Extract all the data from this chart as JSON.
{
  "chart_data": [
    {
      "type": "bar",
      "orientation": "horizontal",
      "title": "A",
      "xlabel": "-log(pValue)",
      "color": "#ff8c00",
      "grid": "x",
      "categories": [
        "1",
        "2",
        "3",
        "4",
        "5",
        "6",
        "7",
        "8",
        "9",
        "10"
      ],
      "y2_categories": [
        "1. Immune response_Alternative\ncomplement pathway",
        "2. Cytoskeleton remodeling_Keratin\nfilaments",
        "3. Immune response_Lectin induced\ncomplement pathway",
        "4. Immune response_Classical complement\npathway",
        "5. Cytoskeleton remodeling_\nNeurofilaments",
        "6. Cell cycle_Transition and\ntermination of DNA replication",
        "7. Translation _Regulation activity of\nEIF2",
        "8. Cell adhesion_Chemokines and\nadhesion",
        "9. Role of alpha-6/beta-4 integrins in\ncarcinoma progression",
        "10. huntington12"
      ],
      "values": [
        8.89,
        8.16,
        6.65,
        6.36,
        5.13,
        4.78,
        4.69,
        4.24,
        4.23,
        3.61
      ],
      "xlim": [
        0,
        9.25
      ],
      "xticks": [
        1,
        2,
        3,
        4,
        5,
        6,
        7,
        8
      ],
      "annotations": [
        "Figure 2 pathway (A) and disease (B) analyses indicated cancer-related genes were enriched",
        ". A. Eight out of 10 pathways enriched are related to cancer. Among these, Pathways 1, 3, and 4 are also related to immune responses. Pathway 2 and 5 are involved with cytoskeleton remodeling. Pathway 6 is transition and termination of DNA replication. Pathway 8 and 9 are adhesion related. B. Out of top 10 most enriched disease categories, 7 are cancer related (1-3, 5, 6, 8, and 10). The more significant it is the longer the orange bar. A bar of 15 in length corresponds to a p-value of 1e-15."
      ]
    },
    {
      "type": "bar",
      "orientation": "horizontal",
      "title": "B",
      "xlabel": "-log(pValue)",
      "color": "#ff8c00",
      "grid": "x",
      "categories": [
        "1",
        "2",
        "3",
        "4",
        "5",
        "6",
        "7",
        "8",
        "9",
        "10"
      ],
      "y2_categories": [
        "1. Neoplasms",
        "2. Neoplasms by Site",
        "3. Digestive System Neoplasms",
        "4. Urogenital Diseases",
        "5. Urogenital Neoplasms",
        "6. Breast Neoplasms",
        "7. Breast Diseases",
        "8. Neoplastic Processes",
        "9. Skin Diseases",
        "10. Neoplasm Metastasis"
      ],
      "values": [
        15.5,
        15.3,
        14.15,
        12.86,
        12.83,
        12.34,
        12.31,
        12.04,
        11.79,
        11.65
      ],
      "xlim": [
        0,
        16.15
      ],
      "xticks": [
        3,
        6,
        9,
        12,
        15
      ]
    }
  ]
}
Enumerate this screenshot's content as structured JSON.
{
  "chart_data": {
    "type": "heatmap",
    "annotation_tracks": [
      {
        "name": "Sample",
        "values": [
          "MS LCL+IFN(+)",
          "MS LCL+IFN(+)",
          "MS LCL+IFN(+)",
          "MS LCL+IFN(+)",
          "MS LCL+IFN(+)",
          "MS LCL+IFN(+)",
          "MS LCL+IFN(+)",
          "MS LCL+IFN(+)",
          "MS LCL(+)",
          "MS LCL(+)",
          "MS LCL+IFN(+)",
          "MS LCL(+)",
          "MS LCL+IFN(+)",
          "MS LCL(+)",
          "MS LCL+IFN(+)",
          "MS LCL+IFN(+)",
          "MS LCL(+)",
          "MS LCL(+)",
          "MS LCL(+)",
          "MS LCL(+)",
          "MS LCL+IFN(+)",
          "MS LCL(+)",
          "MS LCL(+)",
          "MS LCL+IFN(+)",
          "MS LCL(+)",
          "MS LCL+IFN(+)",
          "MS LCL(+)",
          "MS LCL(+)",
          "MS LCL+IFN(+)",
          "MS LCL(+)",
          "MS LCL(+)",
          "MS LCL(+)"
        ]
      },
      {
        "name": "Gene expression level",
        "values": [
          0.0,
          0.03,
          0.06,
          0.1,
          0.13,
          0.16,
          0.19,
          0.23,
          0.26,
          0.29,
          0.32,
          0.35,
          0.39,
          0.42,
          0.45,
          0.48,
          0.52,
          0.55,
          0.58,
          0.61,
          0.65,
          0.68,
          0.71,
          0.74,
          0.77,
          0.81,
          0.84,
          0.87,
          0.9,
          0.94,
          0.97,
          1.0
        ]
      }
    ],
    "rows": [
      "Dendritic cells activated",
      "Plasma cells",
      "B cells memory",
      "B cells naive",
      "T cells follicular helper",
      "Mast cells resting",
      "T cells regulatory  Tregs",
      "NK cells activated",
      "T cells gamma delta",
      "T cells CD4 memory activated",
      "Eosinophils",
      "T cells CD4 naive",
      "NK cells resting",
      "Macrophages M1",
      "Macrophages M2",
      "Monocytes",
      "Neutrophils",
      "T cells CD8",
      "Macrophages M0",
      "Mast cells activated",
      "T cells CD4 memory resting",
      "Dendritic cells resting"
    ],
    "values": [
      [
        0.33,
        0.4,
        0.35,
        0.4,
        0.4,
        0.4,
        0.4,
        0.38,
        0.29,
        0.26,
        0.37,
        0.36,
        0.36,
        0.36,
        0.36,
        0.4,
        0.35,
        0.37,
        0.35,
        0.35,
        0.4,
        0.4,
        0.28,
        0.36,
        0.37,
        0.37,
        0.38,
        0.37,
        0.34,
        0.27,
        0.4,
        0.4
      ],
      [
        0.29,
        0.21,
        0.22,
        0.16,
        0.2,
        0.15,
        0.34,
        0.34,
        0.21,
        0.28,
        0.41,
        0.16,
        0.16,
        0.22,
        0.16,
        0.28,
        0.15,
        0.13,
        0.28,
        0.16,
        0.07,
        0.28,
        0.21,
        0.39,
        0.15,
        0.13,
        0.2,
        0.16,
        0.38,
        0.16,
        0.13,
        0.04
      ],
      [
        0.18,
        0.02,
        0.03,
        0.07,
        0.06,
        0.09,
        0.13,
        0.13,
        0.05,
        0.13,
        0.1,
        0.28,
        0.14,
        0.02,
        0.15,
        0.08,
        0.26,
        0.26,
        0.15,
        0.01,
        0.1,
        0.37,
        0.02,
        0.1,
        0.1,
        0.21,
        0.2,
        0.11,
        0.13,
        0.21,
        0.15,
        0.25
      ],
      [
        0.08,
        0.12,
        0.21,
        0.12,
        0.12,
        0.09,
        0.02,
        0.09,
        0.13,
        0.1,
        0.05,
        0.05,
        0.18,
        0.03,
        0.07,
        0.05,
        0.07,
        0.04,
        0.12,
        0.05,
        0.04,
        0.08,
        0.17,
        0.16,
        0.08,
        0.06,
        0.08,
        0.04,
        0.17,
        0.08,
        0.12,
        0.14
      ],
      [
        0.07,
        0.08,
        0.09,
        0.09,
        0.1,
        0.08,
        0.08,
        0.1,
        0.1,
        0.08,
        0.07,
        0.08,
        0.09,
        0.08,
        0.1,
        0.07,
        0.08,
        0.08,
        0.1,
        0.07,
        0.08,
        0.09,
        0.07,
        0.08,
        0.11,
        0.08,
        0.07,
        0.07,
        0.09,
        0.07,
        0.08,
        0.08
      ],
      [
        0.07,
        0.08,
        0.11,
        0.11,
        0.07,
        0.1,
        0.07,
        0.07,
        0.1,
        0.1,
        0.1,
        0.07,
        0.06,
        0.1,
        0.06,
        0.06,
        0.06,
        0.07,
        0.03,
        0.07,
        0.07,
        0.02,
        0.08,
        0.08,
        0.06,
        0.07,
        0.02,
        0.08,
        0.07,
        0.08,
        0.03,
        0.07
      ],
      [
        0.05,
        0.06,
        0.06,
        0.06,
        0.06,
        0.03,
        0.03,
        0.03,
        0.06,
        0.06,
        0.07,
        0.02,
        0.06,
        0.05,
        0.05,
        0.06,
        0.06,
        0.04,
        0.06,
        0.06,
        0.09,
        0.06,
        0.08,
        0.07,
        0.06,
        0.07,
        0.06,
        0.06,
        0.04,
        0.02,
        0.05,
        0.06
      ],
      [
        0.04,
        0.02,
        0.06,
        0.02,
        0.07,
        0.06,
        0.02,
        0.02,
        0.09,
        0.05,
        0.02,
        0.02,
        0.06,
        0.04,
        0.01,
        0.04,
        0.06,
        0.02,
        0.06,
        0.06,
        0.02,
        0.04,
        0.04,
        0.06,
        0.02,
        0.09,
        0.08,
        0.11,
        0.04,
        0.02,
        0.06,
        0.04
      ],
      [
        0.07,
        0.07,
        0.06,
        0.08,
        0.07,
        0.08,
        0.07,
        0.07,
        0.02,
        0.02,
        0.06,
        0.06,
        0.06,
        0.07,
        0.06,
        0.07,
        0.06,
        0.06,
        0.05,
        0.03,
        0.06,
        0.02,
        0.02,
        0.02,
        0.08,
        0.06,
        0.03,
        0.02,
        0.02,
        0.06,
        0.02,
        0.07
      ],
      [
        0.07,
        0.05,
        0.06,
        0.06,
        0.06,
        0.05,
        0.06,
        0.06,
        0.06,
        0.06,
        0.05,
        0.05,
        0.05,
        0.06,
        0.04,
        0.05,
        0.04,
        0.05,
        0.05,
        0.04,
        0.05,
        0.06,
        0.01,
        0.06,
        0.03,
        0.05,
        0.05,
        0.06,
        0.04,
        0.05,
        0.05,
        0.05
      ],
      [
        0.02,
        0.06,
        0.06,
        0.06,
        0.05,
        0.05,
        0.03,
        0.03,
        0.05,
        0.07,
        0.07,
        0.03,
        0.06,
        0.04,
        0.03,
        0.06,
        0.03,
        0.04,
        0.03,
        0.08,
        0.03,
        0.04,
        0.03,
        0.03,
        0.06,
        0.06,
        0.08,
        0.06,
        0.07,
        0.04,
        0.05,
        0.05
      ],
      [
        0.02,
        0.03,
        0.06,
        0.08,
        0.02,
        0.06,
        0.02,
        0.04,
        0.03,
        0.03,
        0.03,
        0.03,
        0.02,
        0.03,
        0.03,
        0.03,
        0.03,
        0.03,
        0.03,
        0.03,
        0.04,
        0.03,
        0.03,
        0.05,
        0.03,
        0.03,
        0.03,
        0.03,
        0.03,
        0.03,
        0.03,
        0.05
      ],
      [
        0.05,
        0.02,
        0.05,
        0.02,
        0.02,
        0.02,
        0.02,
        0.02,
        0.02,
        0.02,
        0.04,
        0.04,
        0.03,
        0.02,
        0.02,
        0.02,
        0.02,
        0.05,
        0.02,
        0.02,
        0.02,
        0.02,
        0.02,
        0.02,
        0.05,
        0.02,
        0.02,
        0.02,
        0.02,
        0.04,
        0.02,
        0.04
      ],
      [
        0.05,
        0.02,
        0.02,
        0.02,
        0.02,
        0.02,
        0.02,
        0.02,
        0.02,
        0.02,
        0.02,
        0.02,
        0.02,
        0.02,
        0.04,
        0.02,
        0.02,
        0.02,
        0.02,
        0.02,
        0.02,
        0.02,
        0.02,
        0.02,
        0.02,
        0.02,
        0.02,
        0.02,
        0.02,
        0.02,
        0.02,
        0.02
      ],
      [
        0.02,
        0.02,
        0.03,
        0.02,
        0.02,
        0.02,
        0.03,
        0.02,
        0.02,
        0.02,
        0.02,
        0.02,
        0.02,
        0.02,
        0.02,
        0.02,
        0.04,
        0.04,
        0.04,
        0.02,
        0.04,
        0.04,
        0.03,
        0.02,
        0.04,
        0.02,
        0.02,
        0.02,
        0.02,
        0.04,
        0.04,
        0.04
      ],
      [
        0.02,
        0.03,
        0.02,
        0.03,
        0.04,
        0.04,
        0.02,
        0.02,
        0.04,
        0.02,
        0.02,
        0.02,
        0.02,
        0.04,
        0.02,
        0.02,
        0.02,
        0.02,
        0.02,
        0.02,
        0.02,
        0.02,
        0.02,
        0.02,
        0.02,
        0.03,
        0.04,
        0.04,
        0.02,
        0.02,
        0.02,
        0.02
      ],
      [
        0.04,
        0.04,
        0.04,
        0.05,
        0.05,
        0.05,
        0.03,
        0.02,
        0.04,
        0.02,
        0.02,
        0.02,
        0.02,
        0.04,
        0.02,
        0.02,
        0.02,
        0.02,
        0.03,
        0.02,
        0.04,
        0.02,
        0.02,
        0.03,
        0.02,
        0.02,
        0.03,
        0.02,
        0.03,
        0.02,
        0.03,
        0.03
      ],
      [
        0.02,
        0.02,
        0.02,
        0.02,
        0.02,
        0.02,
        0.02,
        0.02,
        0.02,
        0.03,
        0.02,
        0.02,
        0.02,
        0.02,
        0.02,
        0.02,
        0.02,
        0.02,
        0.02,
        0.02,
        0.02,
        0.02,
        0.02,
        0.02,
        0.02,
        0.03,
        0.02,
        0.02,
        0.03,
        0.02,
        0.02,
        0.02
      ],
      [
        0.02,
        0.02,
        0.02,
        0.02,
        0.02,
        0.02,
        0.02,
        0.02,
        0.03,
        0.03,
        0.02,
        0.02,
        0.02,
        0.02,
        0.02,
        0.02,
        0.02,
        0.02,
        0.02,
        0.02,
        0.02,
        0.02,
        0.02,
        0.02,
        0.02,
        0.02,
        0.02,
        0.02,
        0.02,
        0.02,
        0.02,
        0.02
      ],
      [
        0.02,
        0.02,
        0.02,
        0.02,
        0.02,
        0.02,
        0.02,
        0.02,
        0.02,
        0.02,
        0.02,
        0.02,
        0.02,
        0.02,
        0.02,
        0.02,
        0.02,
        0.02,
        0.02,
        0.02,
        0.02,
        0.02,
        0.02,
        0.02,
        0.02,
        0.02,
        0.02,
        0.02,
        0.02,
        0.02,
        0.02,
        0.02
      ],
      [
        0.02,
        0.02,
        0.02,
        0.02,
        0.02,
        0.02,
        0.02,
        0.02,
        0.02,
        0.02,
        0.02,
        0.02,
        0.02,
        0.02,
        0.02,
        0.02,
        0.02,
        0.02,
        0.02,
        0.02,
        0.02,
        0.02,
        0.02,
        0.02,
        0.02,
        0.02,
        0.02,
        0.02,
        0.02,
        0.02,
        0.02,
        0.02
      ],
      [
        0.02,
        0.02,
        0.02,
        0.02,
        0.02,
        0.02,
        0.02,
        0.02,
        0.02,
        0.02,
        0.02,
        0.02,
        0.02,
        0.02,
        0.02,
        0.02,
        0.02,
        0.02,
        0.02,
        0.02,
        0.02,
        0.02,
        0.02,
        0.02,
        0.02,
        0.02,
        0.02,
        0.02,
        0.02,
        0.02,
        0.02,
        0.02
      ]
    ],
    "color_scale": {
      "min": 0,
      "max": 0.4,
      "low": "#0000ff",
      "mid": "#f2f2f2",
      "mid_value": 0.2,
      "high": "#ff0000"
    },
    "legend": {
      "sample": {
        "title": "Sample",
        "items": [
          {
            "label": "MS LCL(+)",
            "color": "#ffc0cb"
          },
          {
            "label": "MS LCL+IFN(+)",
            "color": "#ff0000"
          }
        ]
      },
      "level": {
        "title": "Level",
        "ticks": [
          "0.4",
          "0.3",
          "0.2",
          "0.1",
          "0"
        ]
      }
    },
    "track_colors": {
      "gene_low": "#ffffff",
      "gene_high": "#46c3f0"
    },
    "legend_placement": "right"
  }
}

****

* TASK TO CARRY OUT *
What lines above contain the string "this"? Copy all of them.

* FINAL ANSWER *
Extract all the data from this chart as JSON.
Enumerate this screenshot's content as structured JSON.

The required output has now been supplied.